▸ DESCRIPTION OF THE TASK
Please reproduce every record, keeping each one exactly as written.

▸ SUPPLIED RECORDS
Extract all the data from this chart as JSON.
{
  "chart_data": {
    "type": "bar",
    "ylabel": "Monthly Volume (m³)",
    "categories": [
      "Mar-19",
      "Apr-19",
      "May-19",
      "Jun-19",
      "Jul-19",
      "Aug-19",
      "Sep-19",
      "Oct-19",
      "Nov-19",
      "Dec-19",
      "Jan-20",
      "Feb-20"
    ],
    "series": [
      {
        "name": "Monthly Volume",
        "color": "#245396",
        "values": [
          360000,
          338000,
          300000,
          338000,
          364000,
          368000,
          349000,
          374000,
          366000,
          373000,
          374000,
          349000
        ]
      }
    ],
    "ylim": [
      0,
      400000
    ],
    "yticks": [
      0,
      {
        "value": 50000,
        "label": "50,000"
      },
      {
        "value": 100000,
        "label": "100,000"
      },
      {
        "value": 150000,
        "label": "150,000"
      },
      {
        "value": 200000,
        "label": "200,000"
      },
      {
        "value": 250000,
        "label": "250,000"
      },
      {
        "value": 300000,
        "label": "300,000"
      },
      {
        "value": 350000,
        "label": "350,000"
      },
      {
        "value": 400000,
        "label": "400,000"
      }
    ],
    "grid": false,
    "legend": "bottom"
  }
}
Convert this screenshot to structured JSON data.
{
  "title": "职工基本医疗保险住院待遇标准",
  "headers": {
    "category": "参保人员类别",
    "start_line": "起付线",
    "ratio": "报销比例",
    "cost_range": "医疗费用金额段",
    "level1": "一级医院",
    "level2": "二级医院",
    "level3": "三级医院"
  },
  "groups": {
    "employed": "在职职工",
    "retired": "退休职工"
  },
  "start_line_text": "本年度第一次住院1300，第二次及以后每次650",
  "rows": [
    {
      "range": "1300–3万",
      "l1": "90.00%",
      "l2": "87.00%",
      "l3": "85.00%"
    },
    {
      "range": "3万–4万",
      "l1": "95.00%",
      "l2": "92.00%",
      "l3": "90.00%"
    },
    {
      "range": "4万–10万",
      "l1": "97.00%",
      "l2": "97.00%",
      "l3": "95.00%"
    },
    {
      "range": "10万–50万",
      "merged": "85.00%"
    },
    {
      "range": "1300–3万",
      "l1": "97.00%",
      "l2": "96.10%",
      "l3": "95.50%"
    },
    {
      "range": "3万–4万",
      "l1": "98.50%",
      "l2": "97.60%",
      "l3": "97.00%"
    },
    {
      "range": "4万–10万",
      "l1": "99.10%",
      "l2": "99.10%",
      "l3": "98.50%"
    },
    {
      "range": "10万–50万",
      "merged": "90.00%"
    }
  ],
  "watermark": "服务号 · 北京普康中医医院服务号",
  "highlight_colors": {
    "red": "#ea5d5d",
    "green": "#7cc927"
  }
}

▸ EXERCISE SOLUTION
Extract all the data from this chart as JSON.
{
  "chart_data": {
    "type": "bar",
    "ylabel": "Monthly Volume (m³)",
    "categories": [
      "Mar-19",
      "Apr-19",
      "May-19",
      "Jun-19",
      "Jul-19",
      "Aug-19",
      "Sep-19",
      "Oct-19",
      "Nov-19",
      "Dec-19",
      "Jan-20",
      "Feb-20"
    ],
    "series": [
      {
        "name": "Monthly Volume",
        "color": "#245396",
        "values": [
          360000,
          338000,
          300000,
          338000,
          364000,
          368000,
          349000,
          374000,
          366000,
          373000,
          374000,
          349000
        ]
      }
    ],
    "ylim": [
      0,
      400000
    ],
    "yticks": [
      0,
      {
        "value": 50000,
        "label": "50,000"
      },
      {
        "value": 100000,
        "label": "100,000"
      },
      {
        "value": 150000,
        "label": "150,000"
      },
      {
        "value": 200000,
        "label": "200,000"
      },
      {
        "value": 250000,
        "label": "250,000"
      },
      {
        "value": 300000,
        "label": "300,000"
      },
      {
        "value": 350000,
        "label": "350,000"
      },
      {
        "value": 400000,
        "label": "400,000"
      }
    ],
    "grid": false,
    "legend": "bottom"
  }
}
Convert this screenshot to structured JSON data.
{
  "title": "职工基本医疗保险住院待遇标准",
  "headers": {
    "category": "参保人员类别",
    "start_line": "起付线",
    "ratio": "报销比例",
    "cost_range": "医疗费用金额段",
    "level1": "一级医院",
    "level2": "二级医院",
    "level3": "三级医院"
  },
  "groups": {
    "employed": "在职职工",
    "retired": "退休职工"
  },
  "start_line_text": "本年度第一次住院1300，第二次及以后每次650",
  "rows": [
    {
      "range": "1300–3万",
      "l1": "90.00%",
      "l2": "87.00%",
      "l3": "85.00%"
    },
    {
      "range": "3万–4万",
      "l1": "95.00%",
      "l2": "92.00%",
      "l3": "90.00%"
    },
    {
      "range": "4万–10万",
      "l1": "97.00%",
      "l2": "97.00%",
      "l3": "95.00%"
    },
    {
      "range": "10万–50万",
      "merged": "85.00%"
    },
    {
      "range": "1300–3万",
      "l1": "97.00%",
      "l2": "96.10%",
      "l3": "95.50%"
    },
    {
      "range": "3万–4万",
      "l1": "98.50%",
      "l2": "97.60%",
      "l3": "97.00%"
    },
    {
      "range": "4万–10万",
      "l1": "99.10%",
      "l2": "99.10%",
      "l3": "98.50%"
    },
    {
      "range": "10万–50万",
      "merged": "90.00%"
    }
  ],
  "watermark": "服务号 · 北京普康中医医院服务号",
  "highlight_colors": {
    "red": "#ea5d5d",
    "green": "#7cc927"
  }
}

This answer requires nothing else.